- What is needed:
Produce an exact transcription of the listing below, omitting the pictures.

- Records for this task:
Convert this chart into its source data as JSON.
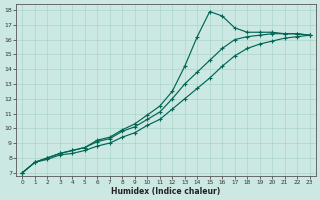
{
  "background_color": "#cce8e2",
  "line_color": "#006655",
  "grid_color": "#aad4cc",
  "xlabel": "Humidex (Indice chaleur)",
  "x_values": [
    0,
    1,
    2,
    3,
    4,
    5,
    6,
    7,
    8,
    9,
    10,
    11,
    12,
    13,
    14,
    15,
    16,
    17,
    18,
    19,
    20,
    21,
    22,
    23
  ],
  "line_peak": [
    7.0,
    7.7,
    8.0,
    8.3,
    8.5,
    8.7,
    9.2,
    9.4,
    9.9,
    10.3,
    10.9,
    11.5,
    12.5,
    14.2,
    16.2,
    17.9,
    17.6,
    16.8,
    16.5,
    16.5,
    16.5,
    16.4,
    16.4,
    16.3
  ],
  "line_upper_diag": [
    7.0,
    7.7,
    8.0,
    8.3,
    8.5,
    8.7,
    9.1,
    9.3,
    9.8,
    10.1,
    10.6,
    11.1,
    12.0,
    13.0,
    13.8,
    14.6,
    15.4,
    16.0,
    16.2,
    16.3,
    16.4,
    16.4,
    16.4,
    16.3
  ],
  "line_lower_diag": [
    7.0,
    7.7,
    7.9,
    8.2,
    8.3,
    8.5,
    8.8,
    9.0,
    9.4,
    9.7,
    10.2,
    10.6,
    11.3,
    12.0,
    12.7,
    13.4,
    14.2,
    14.9,
    15.4,
    15.7,
    15.9,
    16.1,
    16.2,
    16.3
  ],
  "xlim": [
    -0.5,
    23.5
  ],
  "ylim": [
    6.8,
    18.4
  ],
  "yticks": [
    7,
    8,
    9,
    10,
    11,
    12,
    13,
    14,
    15,
    16,
    17,
    18
  ],
  "xticks": [
    0,
    1,
    2,
    3,
    4,
    5,
    6,
    7,
    8,
    9,
    10,
    11,
    12,
    13,
    14,
    15,
    16,
    17,
    18,
    19,
    20,
    21,
    22,
    23
  ]
}
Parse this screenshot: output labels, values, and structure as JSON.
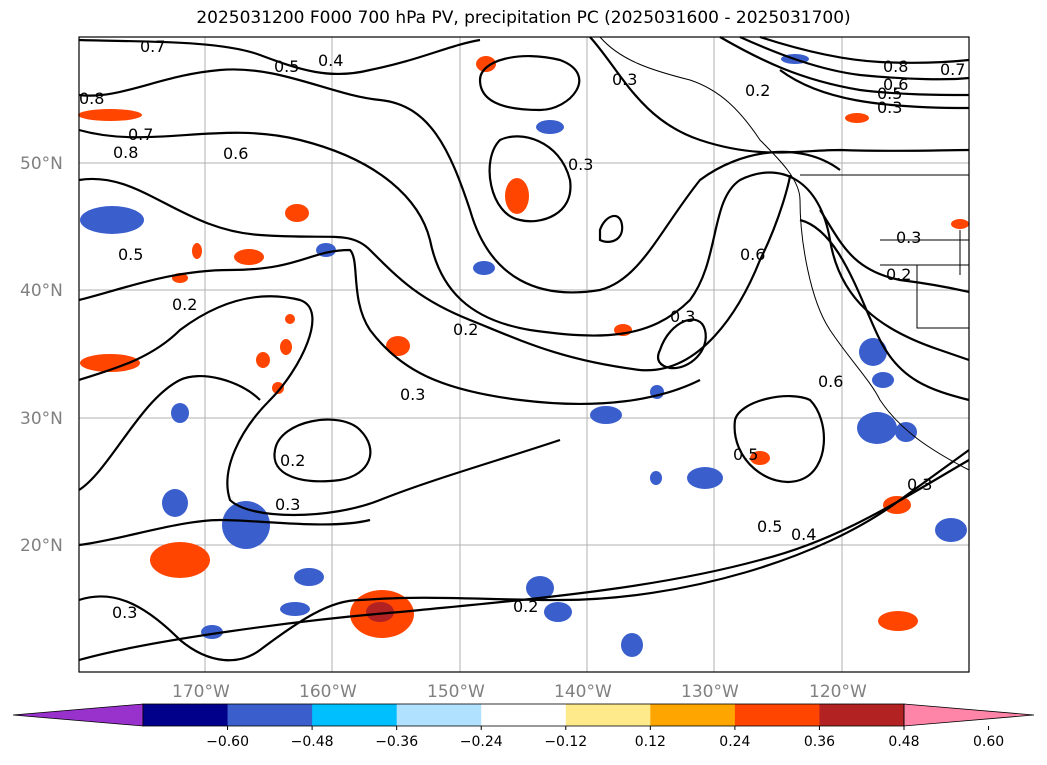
{
  "title": "2025031200 F000 700 hPa PV, precipitation PC (2025031600 - 2025031700)",
  "lat_labels": [
    "50°N",
    "40°N",
    "30°N",
    "20°N"
  ],
  "lon_labels": [
    "170°W",
    "160°W",
    "150°W",
    "140°W",
    "130°W",
    "120°W"
  ],
  "contour_labels": [
    "0.7",
    "0.5",
    "0.4",
    "0.3",
    "0.2",
    "0.8",
    "0.6",
    "0.5",
    "0.7",
    "0.3",
    "0.8",
    "0.7",
    "0.8",
    "0.6",
    "0.3",
    "0.5",
    "0.2",
    "0.2",
    "0.3",
    "0.3",
    "0.6",
    "0.3",
    "0.2",
    "0.6",
    "0.2",
    "0.3",
    "0.3",
    "0.5",
    "0.5",
    "0.4",
    "0.2",
    "0.3"
  ],
  "colorbar": {
    "ticks": [
      "−0.60",
      "−0.48",
      "−0.36",
      "−0.24",
      "−0.12",
      "0.12",
      "0.24",
      "0.36",
      "0.48",
      "0.60"
    ],
    "colors": [
      "#9932cc",
      "#00008b",
      "#3a5fcd",
      "#00bfff",
      "#b0e2ff",
      "#ffffff",
      "#fee98b",
      "#ffa500",
      "#ff4500",
      "#b22222",
      "#ff85a8"
    ]
  }
}
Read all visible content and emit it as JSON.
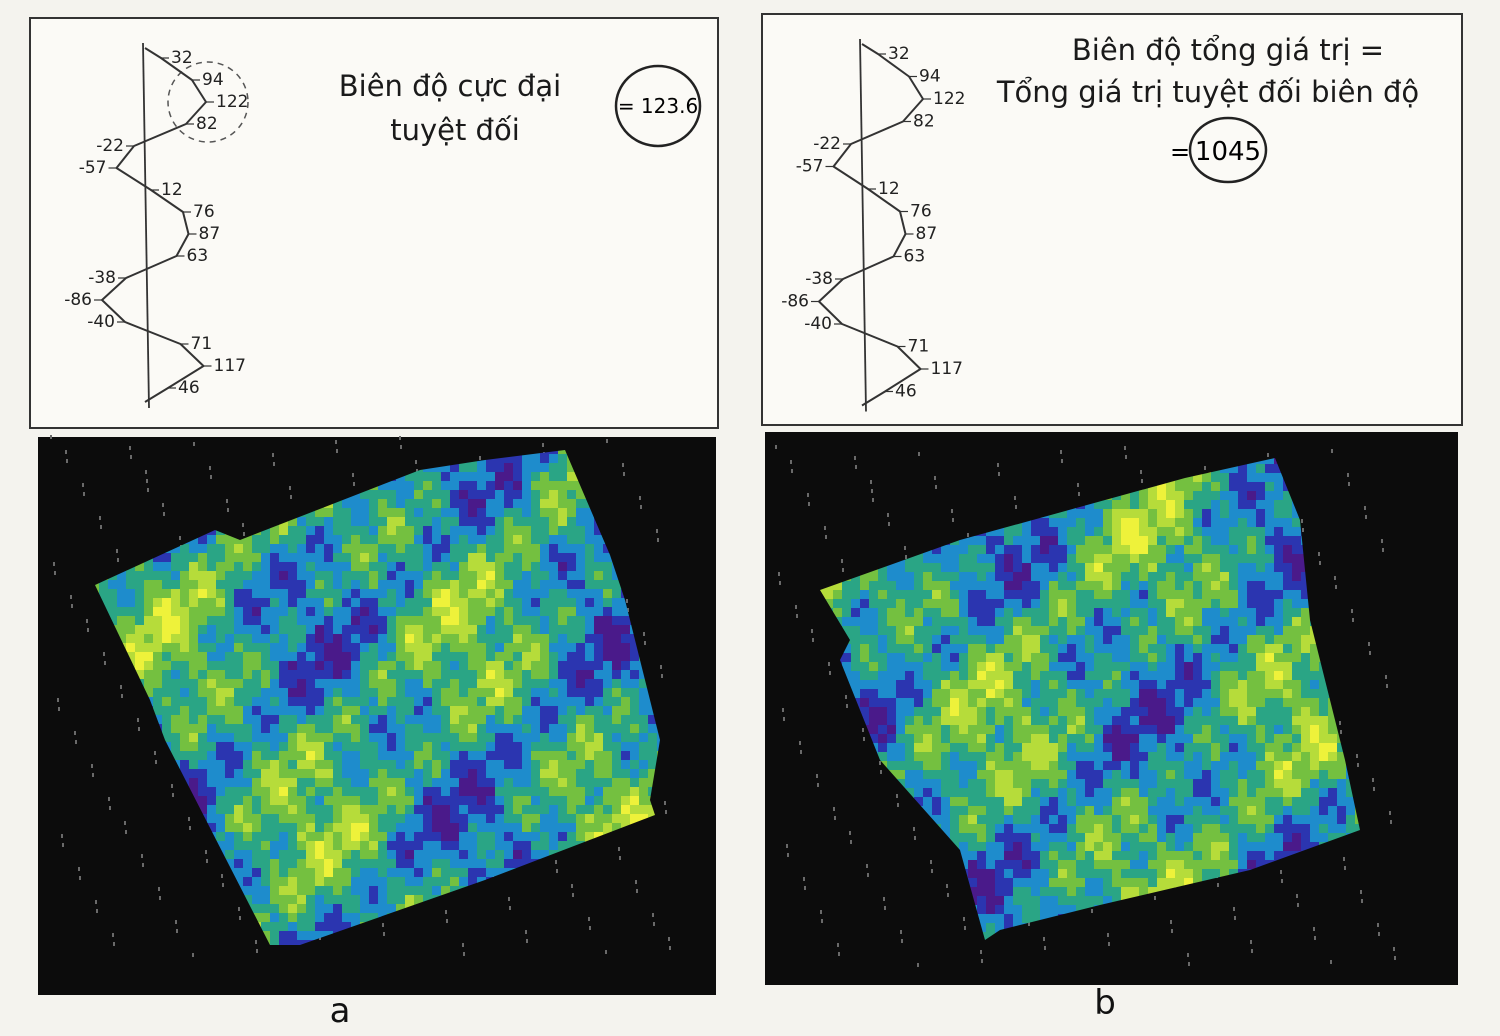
{
  "panels": [
    {
      "trace_labels": [
        32,
        94,
        122,
        82,
        -22,
        -57,
        12,
        76,
        87,
        63,
        -38,
        -86,
        -40,
        71,
        117,
        46
      ],
      "title_lines": [
        "Biên độ cực đại",
        "tuyệt đối"
      ],
      "result": "= 123.6",
      "caption": "a"
    },
    {
      "trace_labels": [
        32,
        94,
        122,
        82,
        -22,
        -57,
        12,
        76,
        87,
        63,
        -38,
        -86,
        -40,
        71,
        117,
        46
      ],
      "title_lines": [
        "Biên độ tổng giá trị =",
        "Tổng giá trị tuyệt đối biên độ"
      ],
      "result_prefix": "=",
      "result": "1045",
      "caption": "b"
    }
  ]
}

- Exercise output:
Convert this chart into its source data as JSON.
{
  "background_color": "#cce8e2",
  "line_color": "#006655",
  "grid_color": "#aad4cc",
  "xlabel": "Humidex (Indice chaleur)",
  "x_values": [
    0,
    1,
    2,
    3,
    4,
    5,
    6,
    7,
    8,
    9,
    10,
    11,
    12,
    13,
    14,
    15,
    16,
    17,
    18,
    19,
    20,
    21,
    22,
    23
  ],
  "line_peak": [
    7.0,
    7.7,
    8.0,
    8.3,
    8.5,
    8.7,
    9.2,
    9.4,
    9.9,
    10.3,
    10.9,
    11.5,
    12.5,
    14.2,
    16.2,
    17.9,
    17.6,
    16.8,
    16.5,
    16.5,
    16.5,
    16.4,
    16.4,
    16.3
  ],
  "line_upper_diag": [
    7.0,
    7.7,
    8.0,
    8.3,
    8.5,
    8.7,
    9.1,
    9.3,
    9.8,
    10.1,
    10.6,
    11.1,
    12.0,
    13.0,
    13.8,
    14.6,
    15.4,
    16.0,
    16.2,
    16.3,
    16.4,
    16.4,
    16.4,
    16.3
  ],
  "line_lower_diag": [
    7.0,
    7.7,
    7.9,
    8.2,
    8.3,
    8.5,
    8.8,
    9.0,
    9.4,
    9.7,
    10.2,
    10.6,
    11.3,
    12.0,
    12.7,
    13.4,
    14.2,
    14.9,
    15.4,
    15.7,
    15.9,
    16.1,
    16.2,
    16.3
  ],
  "xlim": [
    -0.5,
    23.5
  ],
  "ylim": [
    6.8,
    18.4
  ],
  "yticks": [
    7,
    8,
    9,
    10,
    11,
    12,
    13,
    14,
    15,
    16,
    17,
    18
  ],
  "xticks": [
    0,
    1,
    2,
    3,
    4,
    5,
    6,
    7,
    8,
    9,
    10,
    11,
    12,
    13,
    14,
    15,
    16,
    17,
    18,
    19,
    20,
    21,
    22,
    23
  ]
}
Parse this screenshot: output labels, values, and structure as JSON.
{
  "title": "2025031200 F000 700 hPa PV, precipitation PC (2025031600 - 2025031700)",
  "lat_labels": [
    "50°N",
    "40°N",
    "30°N",
    "20°N"
  ],
  "lon_labels": [
    "170°W",
    "160°W",
    "150°W",
    "140°W",
    "130°W",
    "120°W"
  ],
  "contour_labels": [
    "0.7",
    "0.5",
    "0.4",
    "0.3",
    "0.2",
    "0.8",
    "0.6",
    "0.5",
    "0.7",
    "0.3",
    "0.8",
    "0.7",
    "0.8",
    "0.6",
    "0.3",
    "0.5",
    "0.2",
    "0.2",
    "0.3",
    "0.3",
    "0.6",
    "0.3",
    "0.2",
    "0.6",
    "0.2",
    "0.3",
    "0.3",
    "0.5",
    "0.5",
    "0.4",
    "0.2",
    "0.3"
  ],
  "colorbar": {
    "ticks": [
      "−0.60",
      "−0.48",
      "−0.36",
      "−0.24",
      "−0.12",
      "0.12",
      "0.24",
      "0.36",
      "0.48",
      "0.60"
    ],
    "colors": [
      "#9932cc",
      "#00008b",
      "#3a5fcd",
      "#00bfff",
      "#b0e2ff",
      "#ffffff",
      "#fee98b",
      "#ffa500",
      "#ff4500",
      "#b22222",
      "#ff85a8"
    ]
  }
}
Read all visible content and emit it as JSON.
{
  "panels": [
    {
      "trace_labels": [
        32,
        94,
        122,
        82,
        -22,
        -57,
        12,
        76,
        87,
        63,
        -38,
        -86,
        -40,
        71,
        117,
        46
      ],
      "title_lines": [
        "Biên độ cực đại",
        "tuyệt đối"
      ],
      "result": "= 123.6",
      "caption": "a"
    },
    {
      "trace_labels": [
        32,
        94,
        122,
        82,
        -22,
        -57,
        12,
        76,
        87,
        63,
        -38,
        -86,
        -40,
        71,
        117,
        46
      ],
      "title_lines": [
        "Biên độ tổng giá trị =",
        "Tổng giá trị tuyệt đối biên độ"
      ],
      "result_prefix": "=",
      "result": "1045",
      "caption": "b"
    }
  ]
}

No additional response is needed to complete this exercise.